* begin Text *
Now if g() is run again we can’t run the tree we just recorded, because it expects q to be a Number when it really starts out as Boolean. To solve this we immediately start recording a new tree. At the end we encounter a problem: in our tree, q started out as Boolean and now it’s a Number. This means the loop cannot be closed because the exit and entry points are not type compatible. Joining the ends would be incorrect.

To solve this we search for a tree X (on the same loop) whose entry types are identical to our ending types. If X exists we compile a “loop” that runs once, then immediately jumps into tree X. This resolves the type conflict by bridging the type flow to another loop. Visualization:

Figure 1

Delayed Bridging

What happens if no matching tree exists? Take this example:

Select All Code:
function f(var c) {
   var q;
   for (var i = 0; i < c; i++)
     q = 2.0;
   return q;
}
f(1);
f(1);
f(20);

The first call to f puts a counter that says “record a trace for me next time I’m reached.” The second call to f records a trace with a type instability: q flows from undefined to Number. Unlike the previous example though, there is no stable tree to complete the bridge.
* end Text *
» **To do**
A – Decide whether each of the following statements agrees with the passage on type instability, answering yes or no and quoting the words of the passage that settle it. (i) In the first example, q starts out as a Number and ends up as Boolean. (ii) When a matching tree X exists, the compiled "loop" runs once and then jumps into tree X. (iii) During the second call to f, q flows from undefined to Number.
B – Reproduce the passage on type instability word for word, from "The first call" to "complete the bridge.".
C – According to the passage on type instability, what does the first call to f put in place?
* begin Collected material *
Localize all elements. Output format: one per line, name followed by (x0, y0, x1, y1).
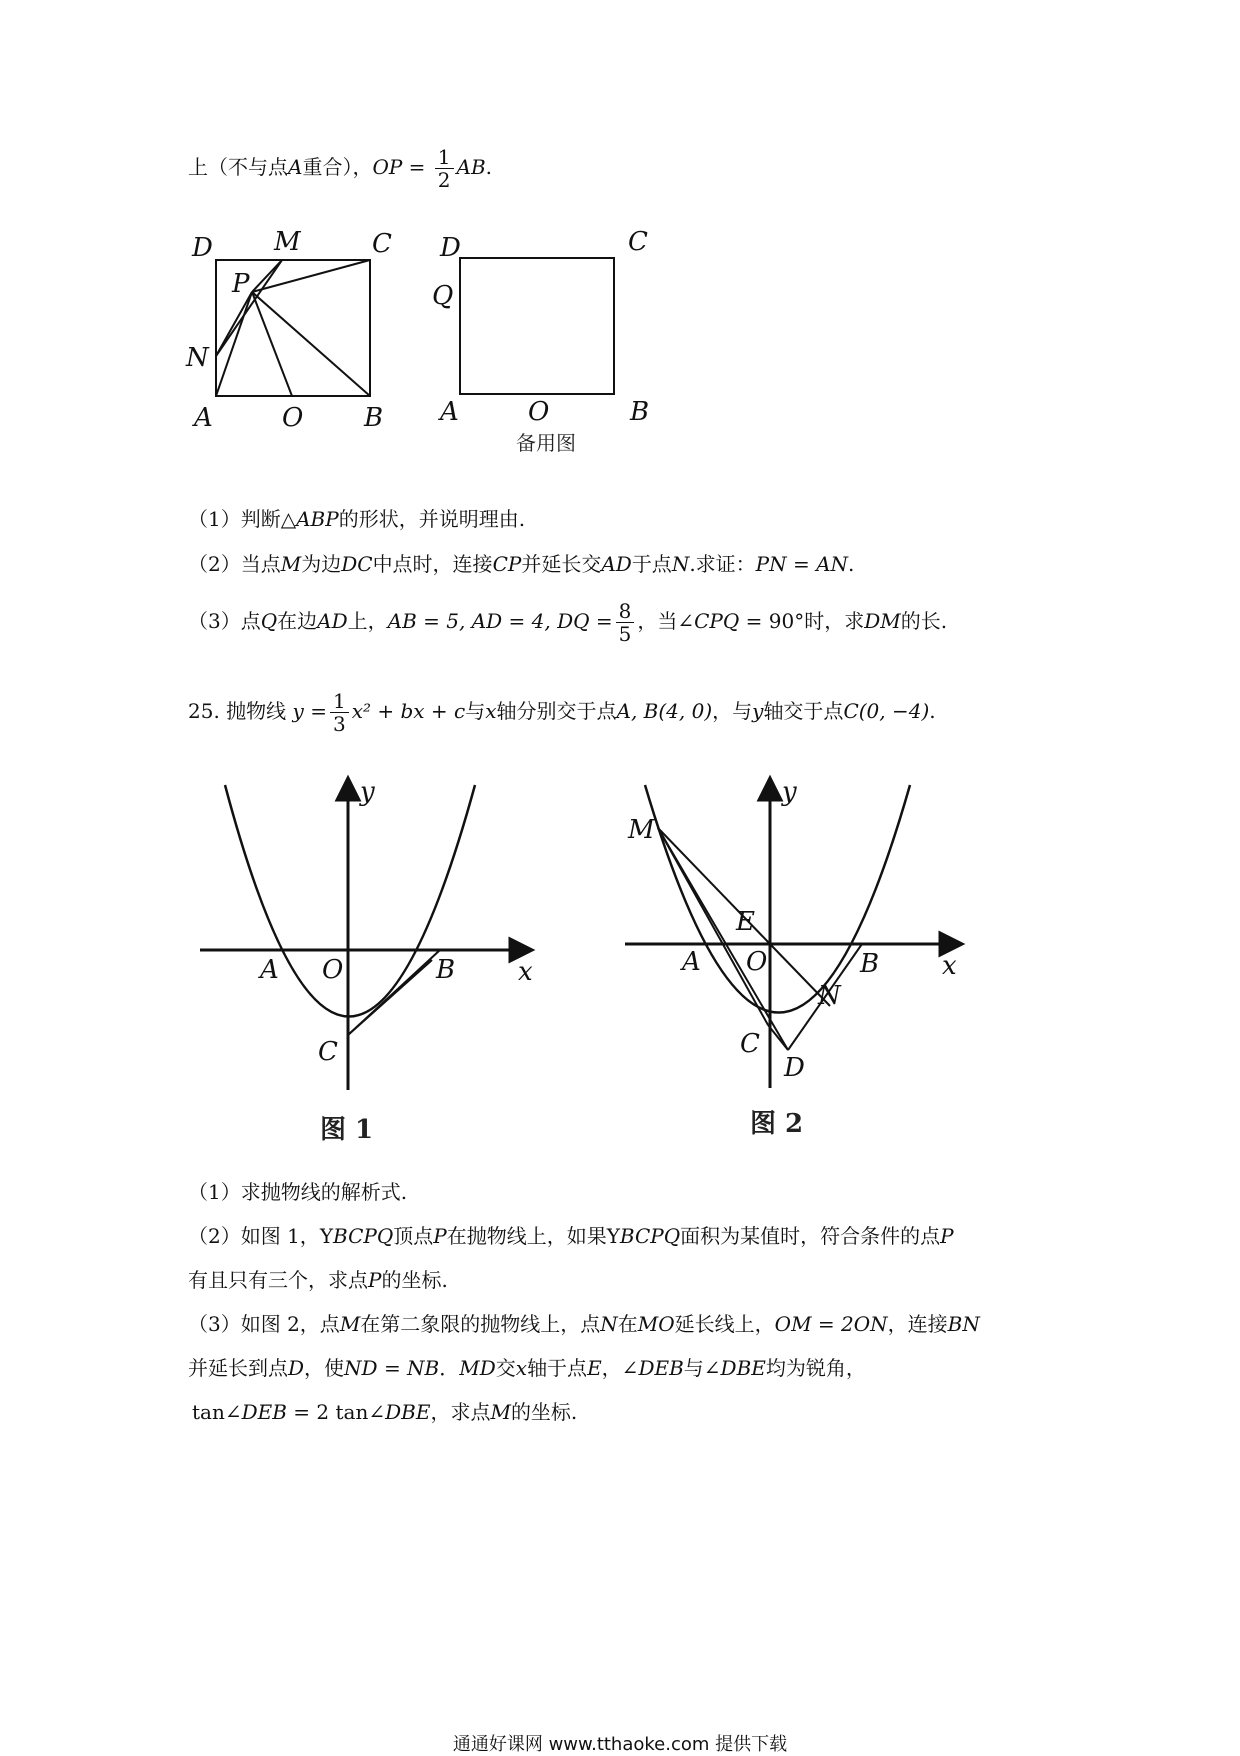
* end Collected material *
» **Completed exercise**
A –
(i) No: "in our tree, q started out as Boolean and now it’s a Number."
(ii) Yes: "If X exists we compile a “loop” that runs once, then immediately jumps into tree X."
(iii) Yes: "The second call to f records a trace with a type instability: q flows from undefined to Number."

B –
The first call to f puts a counter that says “record a trace for me next time I’m reached.” The second call to f records a trace with a type instability: q flows from undefined to Number. Unlike the previous example though, there is no stable tree to complete the bridge.

C – It puts in place a counter that says “record a trace for me next time I’m reached.”